BEGIN Text section

Did we learn nothing from the Climbié case? We did learn something, but much of it was wrong. The quality of front-line work depends on the quality of the organisation. The unbalanced reforms instigated after the Laming report into the death of Victoria have harmed the quality of that front-line work.

If we want to learn from Baby P's death, we need to do more than list the mistakes made. We need to understand where the errors come from, and their cause. Research on human error shows how organisations can have latent weaknesses that make front-line error more probable. A chance combination of these weaknesses can lead to a major tragedy. The Government's reforms of children's services are creating such latent weaknesses; the damage they can do has been revealed in Haringey.

The Government has lost sight of the basic nature of child protection work. We can begin to understand the dynamic flow of a family's life and detect abuse only by spending time with parents and children. We can improve childcare only by forming relationships and working with parents. The organisation needs to be centred on supporting that human contact with the family. Instead, what we have now are organisations centred on feeding the Government's ever-growing appetite for hard data at the expense of the complex and subtle information social workers actually need to form a realistic assessment of child welfare.

The audit and inspection systems fail to make practice transparent. They place a mistaken emphasis on the easily measured aspects of practice such as forms filled in or meetings held. Whether these forms show accurate information and well-reasoned decisions, or whether intelligent discussion took place at the meeting, is harder to evaluate.

The current system is so skewed towards the simply measured that it sends out the wrong messages to workers about what is important. One social worker told me with pride of the care she had taken to reassure and comfort two little boys who were being taken into foster care. But she also told me that her seniors had not praised her work but criticised her for not giving higher priority to arranging a meeting that figured in the performance indicators. The "important" work is achieving a high score in the audit system; comforting frightened children comes second.

Many social workers go against the flow and keep a focus on children. The trouble is that they do so despite the systemic forces when it should be because of them.

We need to remember the importance of social workers having relationships with families, but we should also guard against social workers "going native" with the family. Psychological research has shown that people are very bad at policing their own biases. Social workers need regular critical supervision to ensure that their biases are not distorting their assessments.

END Text section
BEGIN Data shown

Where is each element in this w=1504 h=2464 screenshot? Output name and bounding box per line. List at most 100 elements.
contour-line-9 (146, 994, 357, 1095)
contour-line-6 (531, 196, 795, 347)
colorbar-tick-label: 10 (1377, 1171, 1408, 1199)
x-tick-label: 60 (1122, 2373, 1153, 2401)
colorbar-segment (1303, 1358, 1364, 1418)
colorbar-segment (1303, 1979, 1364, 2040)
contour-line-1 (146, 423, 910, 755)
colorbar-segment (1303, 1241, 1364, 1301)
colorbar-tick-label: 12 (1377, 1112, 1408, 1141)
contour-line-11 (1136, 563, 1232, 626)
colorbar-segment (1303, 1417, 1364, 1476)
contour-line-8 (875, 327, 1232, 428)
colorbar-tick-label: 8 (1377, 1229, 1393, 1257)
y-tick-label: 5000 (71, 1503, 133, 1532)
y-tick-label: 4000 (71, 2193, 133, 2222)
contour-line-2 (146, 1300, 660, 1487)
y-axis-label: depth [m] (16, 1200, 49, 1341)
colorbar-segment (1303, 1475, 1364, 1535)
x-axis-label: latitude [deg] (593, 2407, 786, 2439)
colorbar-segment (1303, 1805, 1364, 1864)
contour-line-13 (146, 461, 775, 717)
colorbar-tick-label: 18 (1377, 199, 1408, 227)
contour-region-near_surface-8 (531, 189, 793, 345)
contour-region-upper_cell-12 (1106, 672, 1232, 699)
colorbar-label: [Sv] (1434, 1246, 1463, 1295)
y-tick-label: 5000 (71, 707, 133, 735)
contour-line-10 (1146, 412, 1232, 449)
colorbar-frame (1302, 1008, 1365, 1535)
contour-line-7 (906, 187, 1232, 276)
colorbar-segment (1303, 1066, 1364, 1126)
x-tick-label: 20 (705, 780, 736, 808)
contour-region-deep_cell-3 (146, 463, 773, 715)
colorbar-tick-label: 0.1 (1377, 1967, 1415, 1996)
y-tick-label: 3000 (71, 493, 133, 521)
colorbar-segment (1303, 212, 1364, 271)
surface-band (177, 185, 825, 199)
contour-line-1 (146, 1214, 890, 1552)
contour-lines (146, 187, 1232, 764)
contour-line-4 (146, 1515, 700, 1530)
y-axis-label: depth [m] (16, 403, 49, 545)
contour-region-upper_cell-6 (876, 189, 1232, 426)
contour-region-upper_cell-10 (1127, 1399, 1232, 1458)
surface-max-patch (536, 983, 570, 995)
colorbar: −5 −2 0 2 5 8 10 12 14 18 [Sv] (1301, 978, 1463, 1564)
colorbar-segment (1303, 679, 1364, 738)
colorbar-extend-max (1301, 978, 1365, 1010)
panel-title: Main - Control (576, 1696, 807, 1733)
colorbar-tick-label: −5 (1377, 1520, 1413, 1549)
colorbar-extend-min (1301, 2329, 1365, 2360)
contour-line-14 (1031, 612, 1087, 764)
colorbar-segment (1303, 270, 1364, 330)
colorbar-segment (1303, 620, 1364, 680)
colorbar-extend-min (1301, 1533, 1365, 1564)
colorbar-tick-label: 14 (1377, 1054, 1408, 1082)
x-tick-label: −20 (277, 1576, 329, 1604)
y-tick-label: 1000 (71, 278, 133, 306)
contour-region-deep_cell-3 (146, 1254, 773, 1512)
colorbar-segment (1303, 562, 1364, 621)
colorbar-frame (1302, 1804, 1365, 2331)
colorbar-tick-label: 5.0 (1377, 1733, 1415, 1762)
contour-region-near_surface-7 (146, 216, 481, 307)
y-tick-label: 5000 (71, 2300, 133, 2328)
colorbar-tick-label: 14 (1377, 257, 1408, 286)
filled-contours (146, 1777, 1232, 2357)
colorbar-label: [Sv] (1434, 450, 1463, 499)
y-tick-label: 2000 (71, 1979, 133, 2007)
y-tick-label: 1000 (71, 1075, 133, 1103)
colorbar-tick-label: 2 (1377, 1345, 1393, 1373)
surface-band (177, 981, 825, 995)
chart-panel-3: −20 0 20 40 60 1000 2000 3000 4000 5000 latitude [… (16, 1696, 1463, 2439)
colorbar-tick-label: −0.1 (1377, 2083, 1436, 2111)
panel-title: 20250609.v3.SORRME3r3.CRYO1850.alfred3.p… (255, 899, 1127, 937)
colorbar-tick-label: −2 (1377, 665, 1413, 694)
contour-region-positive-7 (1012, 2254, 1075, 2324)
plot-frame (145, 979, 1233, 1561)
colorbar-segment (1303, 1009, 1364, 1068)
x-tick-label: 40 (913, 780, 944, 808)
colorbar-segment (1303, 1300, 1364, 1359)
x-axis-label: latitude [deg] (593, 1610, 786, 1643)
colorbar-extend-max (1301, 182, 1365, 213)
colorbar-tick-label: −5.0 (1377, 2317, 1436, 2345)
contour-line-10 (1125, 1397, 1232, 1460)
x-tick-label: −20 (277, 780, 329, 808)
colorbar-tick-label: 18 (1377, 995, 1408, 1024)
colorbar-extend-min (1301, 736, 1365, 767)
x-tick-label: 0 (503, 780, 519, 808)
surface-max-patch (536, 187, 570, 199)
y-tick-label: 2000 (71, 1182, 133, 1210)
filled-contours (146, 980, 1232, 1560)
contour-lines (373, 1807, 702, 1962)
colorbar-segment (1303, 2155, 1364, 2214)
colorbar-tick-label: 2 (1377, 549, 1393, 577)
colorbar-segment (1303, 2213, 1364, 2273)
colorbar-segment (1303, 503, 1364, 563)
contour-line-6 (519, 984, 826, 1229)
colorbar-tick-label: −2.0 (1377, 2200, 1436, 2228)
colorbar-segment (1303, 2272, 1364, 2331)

END Data shown

## Activity list
1) Answer these questions from the child protection text:
(a) What aspects of practice do the audit and inspection systems emphasize?
(b) Why did the social worker's seniors criticize her?
(c) What do social workers need to keep their biases from distorting their assessments?
2) Write out the stretch of the child protection text from "If we want to" through "revealed in Haringey.".

## Answers to each task
1)
(a) They emphasize the easily measured aspects, such as forms filled in or meetings held.
(b) They criticized her for not giving higher priority to arranging a meeting that figured in the performance indicators.
(c) They need regular critical supervision.

2)
If we want to learn from Baby P's death, we need to do more than list the mistakes made. We need to understand where the errors come from, and their cause. Research on human error shows how organisations can have latent weaknesses that make front-line error more probable. A chance combination of these weaknesses can lead to a major tragedy. The Government's reforms of children's services are creating such latent weaknesses; the damage they can do has been revealed in Haringey.